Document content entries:
* * * * *

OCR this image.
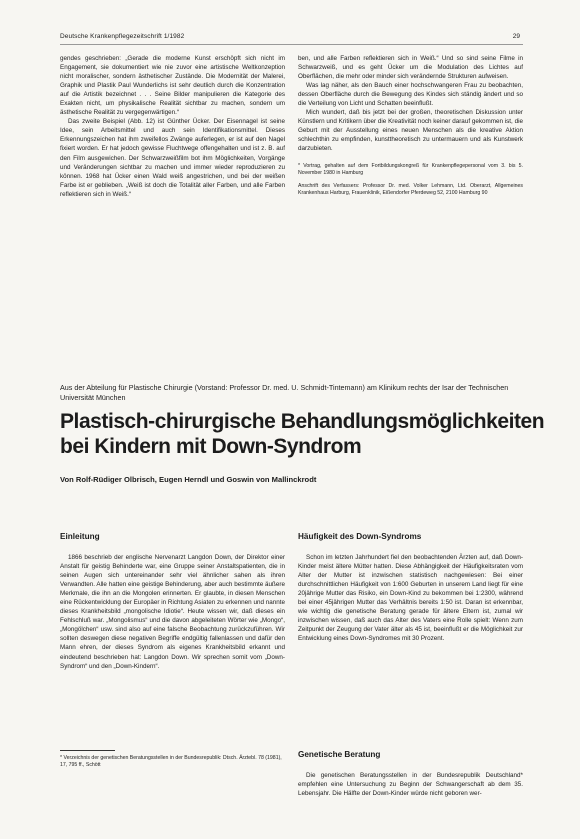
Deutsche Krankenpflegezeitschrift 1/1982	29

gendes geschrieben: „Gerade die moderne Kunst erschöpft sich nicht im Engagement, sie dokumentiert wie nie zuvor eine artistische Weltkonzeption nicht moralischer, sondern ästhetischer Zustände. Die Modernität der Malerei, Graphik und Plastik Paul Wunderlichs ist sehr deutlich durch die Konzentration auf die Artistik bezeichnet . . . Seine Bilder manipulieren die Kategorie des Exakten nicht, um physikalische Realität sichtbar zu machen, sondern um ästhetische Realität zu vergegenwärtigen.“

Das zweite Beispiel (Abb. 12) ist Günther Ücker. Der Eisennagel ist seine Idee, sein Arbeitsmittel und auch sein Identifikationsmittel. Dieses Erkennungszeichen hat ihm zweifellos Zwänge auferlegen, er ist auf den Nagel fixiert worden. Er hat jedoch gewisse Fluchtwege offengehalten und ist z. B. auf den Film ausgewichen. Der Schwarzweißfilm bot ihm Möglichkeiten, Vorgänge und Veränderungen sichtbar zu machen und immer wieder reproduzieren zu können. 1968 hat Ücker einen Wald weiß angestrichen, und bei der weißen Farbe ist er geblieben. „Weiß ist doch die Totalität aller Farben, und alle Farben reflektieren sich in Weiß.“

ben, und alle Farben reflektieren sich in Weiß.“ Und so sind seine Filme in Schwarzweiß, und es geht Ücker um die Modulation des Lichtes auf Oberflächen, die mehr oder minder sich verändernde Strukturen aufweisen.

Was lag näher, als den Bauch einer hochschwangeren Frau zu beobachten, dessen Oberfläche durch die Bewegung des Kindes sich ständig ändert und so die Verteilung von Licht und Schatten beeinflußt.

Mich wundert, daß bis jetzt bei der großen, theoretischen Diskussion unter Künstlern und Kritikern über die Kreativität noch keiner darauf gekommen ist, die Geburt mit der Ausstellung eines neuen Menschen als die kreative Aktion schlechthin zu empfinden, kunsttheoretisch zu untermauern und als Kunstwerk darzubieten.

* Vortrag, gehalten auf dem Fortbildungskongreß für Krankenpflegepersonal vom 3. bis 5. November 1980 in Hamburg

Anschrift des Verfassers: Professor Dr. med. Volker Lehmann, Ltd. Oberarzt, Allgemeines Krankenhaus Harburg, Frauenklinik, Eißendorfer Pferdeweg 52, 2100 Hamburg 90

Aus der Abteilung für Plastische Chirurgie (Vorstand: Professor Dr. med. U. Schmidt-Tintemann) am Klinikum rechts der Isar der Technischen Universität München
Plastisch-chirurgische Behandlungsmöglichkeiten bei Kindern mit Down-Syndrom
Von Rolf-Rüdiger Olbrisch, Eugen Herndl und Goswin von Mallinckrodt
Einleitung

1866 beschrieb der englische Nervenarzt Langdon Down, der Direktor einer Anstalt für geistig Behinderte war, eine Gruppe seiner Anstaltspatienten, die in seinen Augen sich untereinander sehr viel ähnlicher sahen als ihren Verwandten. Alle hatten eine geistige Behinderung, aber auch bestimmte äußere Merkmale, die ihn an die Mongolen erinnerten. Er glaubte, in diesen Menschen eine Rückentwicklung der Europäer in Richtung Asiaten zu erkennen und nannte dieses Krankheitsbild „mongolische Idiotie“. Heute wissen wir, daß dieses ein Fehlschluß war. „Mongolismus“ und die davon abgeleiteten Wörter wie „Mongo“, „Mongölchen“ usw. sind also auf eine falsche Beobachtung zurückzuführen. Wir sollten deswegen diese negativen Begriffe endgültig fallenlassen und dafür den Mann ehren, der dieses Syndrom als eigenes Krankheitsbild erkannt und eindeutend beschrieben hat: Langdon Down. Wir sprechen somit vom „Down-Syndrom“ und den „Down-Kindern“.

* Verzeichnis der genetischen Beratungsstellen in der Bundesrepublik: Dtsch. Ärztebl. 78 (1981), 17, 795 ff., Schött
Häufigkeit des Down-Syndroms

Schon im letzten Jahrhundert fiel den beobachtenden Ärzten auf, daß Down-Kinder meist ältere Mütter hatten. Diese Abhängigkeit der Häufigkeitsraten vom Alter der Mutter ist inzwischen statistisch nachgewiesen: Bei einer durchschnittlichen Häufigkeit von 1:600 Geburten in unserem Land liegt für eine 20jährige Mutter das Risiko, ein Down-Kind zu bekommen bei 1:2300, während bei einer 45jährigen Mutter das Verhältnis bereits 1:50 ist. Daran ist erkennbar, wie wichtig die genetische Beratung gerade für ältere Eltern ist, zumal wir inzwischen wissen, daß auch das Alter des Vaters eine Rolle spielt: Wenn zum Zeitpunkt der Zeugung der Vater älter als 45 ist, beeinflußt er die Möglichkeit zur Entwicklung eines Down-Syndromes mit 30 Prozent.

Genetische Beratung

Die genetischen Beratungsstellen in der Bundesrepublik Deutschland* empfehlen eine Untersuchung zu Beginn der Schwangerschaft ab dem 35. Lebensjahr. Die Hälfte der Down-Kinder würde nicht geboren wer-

* * * * *

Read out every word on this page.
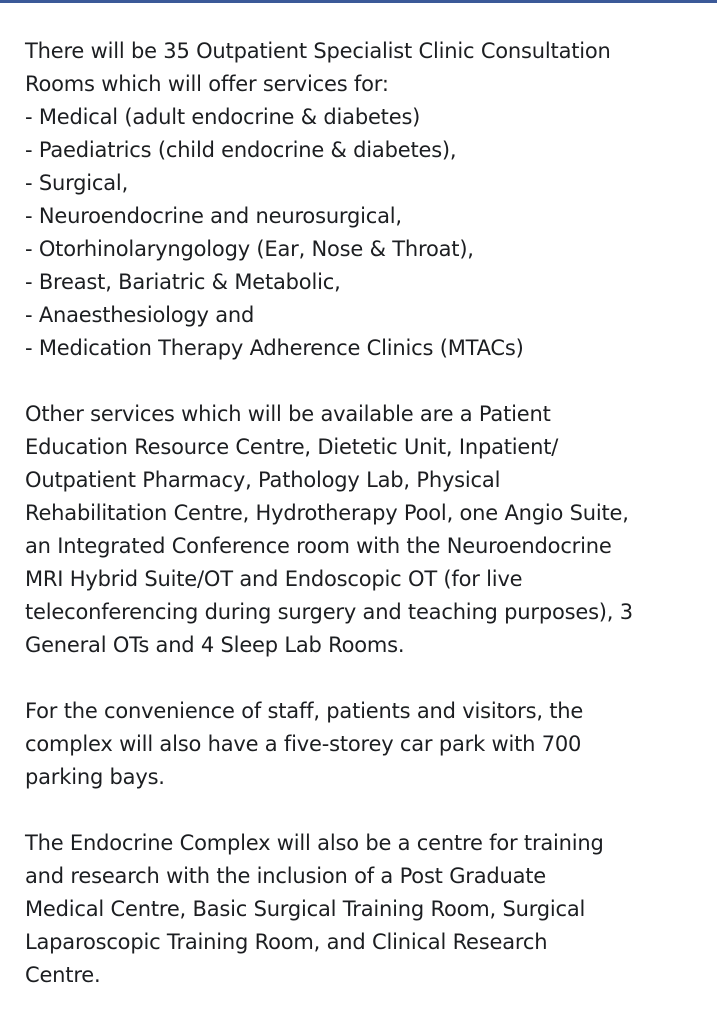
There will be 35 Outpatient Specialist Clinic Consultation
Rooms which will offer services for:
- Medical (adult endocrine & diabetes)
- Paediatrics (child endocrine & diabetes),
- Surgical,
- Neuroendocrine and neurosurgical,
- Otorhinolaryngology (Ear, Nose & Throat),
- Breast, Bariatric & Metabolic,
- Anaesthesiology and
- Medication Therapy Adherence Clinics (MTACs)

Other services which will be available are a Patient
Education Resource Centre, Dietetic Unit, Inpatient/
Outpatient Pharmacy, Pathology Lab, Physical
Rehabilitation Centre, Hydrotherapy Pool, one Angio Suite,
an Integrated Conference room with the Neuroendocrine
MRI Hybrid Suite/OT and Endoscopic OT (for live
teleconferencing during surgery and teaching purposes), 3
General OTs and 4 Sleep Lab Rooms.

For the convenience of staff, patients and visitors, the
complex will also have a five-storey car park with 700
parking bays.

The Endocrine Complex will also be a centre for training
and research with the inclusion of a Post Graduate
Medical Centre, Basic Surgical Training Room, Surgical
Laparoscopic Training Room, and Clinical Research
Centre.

* * * * *

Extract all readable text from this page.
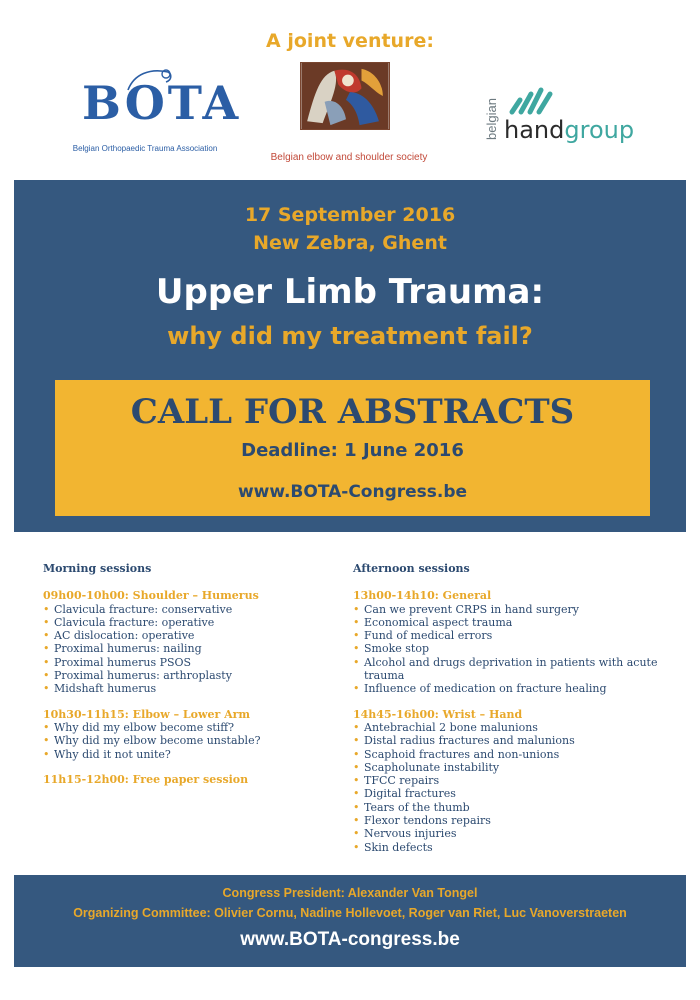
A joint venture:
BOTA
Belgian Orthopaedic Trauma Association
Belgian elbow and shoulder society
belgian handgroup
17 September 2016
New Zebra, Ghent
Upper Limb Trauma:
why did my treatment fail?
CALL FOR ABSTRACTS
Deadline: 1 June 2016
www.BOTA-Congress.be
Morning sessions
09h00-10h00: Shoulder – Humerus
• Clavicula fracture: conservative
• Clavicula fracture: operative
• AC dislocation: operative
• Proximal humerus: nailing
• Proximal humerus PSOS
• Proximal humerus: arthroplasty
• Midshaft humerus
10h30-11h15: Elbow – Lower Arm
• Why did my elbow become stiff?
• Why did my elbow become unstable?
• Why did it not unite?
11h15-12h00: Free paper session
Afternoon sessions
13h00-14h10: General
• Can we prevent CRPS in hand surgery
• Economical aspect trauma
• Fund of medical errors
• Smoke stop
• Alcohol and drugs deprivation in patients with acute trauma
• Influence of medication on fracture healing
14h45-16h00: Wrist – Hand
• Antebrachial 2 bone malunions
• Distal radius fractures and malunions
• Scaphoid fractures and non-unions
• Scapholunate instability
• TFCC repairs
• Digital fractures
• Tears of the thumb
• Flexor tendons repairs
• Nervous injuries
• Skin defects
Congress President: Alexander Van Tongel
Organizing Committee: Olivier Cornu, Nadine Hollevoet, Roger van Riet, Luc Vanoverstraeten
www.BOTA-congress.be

* * * * *

→ **Exercise description**
Give the number of lines in the data above that include the word "which", with no other words.

→ **Finished exercise**
2